SET PROBLEM:
Go through the listing and copy each line with the string "historial".

RECORDS FOR THIS EXERCISE:
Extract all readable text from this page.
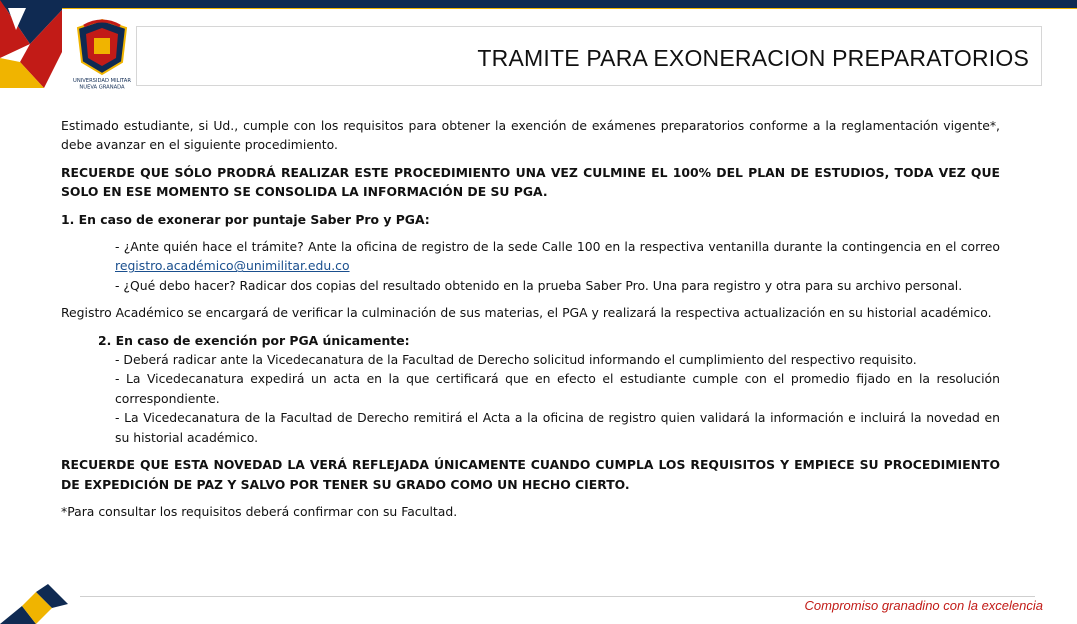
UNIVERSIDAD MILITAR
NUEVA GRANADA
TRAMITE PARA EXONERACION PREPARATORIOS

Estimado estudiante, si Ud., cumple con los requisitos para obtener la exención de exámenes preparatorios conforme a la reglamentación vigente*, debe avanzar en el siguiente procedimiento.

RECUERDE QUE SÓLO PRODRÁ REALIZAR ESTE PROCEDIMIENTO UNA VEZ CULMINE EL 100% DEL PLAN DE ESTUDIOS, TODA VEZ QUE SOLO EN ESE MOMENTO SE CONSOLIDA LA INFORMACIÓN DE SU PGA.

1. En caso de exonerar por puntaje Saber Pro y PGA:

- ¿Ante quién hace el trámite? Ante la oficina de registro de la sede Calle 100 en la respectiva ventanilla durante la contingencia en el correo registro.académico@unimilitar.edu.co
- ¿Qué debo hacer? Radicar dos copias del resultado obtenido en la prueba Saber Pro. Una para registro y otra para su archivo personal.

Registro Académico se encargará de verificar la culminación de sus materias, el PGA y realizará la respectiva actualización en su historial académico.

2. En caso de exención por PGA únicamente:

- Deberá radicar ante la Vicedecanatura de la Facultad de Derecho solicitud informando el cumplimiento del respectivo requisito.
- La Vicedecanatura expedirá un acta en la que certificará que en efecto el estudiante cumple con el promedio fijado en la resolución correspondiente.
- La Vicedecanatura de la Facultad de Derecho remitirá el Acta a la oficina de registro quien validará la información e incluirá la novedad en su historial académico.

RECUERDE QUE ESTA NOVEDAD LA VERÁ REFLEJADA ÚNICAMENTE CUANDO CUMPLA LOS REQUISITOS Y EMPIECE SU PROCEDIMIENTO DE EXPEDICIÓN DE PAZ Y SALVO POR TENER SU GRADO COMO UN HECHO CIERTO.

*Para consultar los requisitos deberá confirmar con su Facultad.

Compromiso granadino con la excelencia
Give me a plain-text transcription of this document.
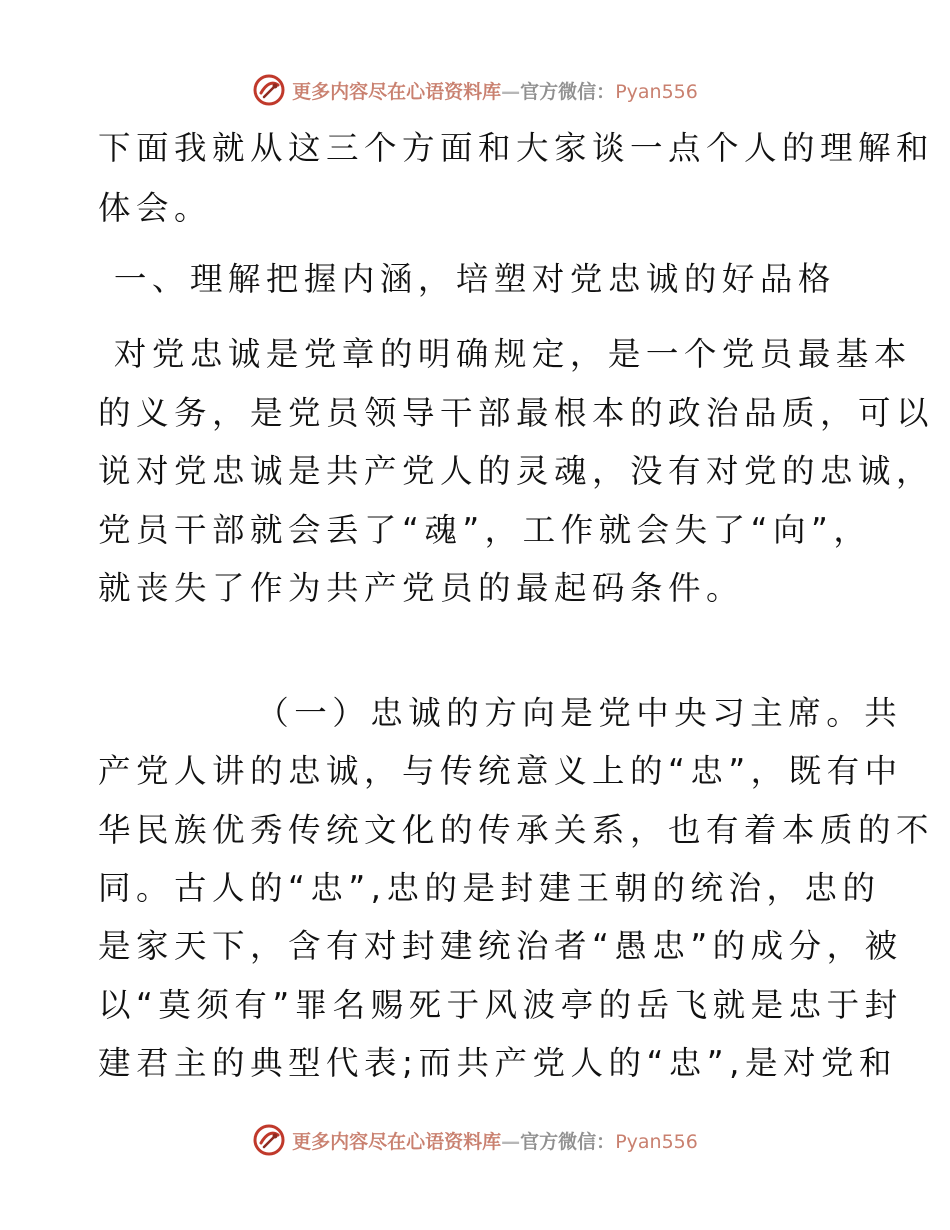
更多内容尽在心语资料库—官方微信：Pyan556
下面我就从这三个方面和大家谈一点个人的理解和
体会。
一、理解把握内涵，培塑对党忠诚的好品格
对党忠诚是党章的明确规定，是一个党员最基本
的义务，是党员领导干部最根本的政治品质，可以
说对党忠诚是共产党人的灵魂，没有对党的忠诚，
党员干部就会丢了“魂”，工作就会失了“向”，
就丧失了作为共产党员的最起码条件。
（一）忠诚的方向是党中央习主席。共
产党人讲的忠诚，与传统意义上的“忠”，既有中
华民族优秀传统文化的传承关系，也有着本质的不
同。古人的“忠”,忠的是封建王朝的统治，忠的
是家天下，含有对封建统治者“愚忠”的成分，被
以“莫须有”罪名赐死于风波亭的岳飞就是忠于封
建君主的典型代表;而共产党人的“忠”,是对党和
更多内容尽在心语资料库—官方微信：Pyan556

RESPONSE:
Registro Académico se encargará de verificar la culminación de sus materias, el PGA y realizará la respectiva actualización en su historial académico.
- La Vicedecanatura de la Facultad de Derecho remitirá el Acta a la oficina de registro quien validará la información e incluirá la novedad en su historial académico.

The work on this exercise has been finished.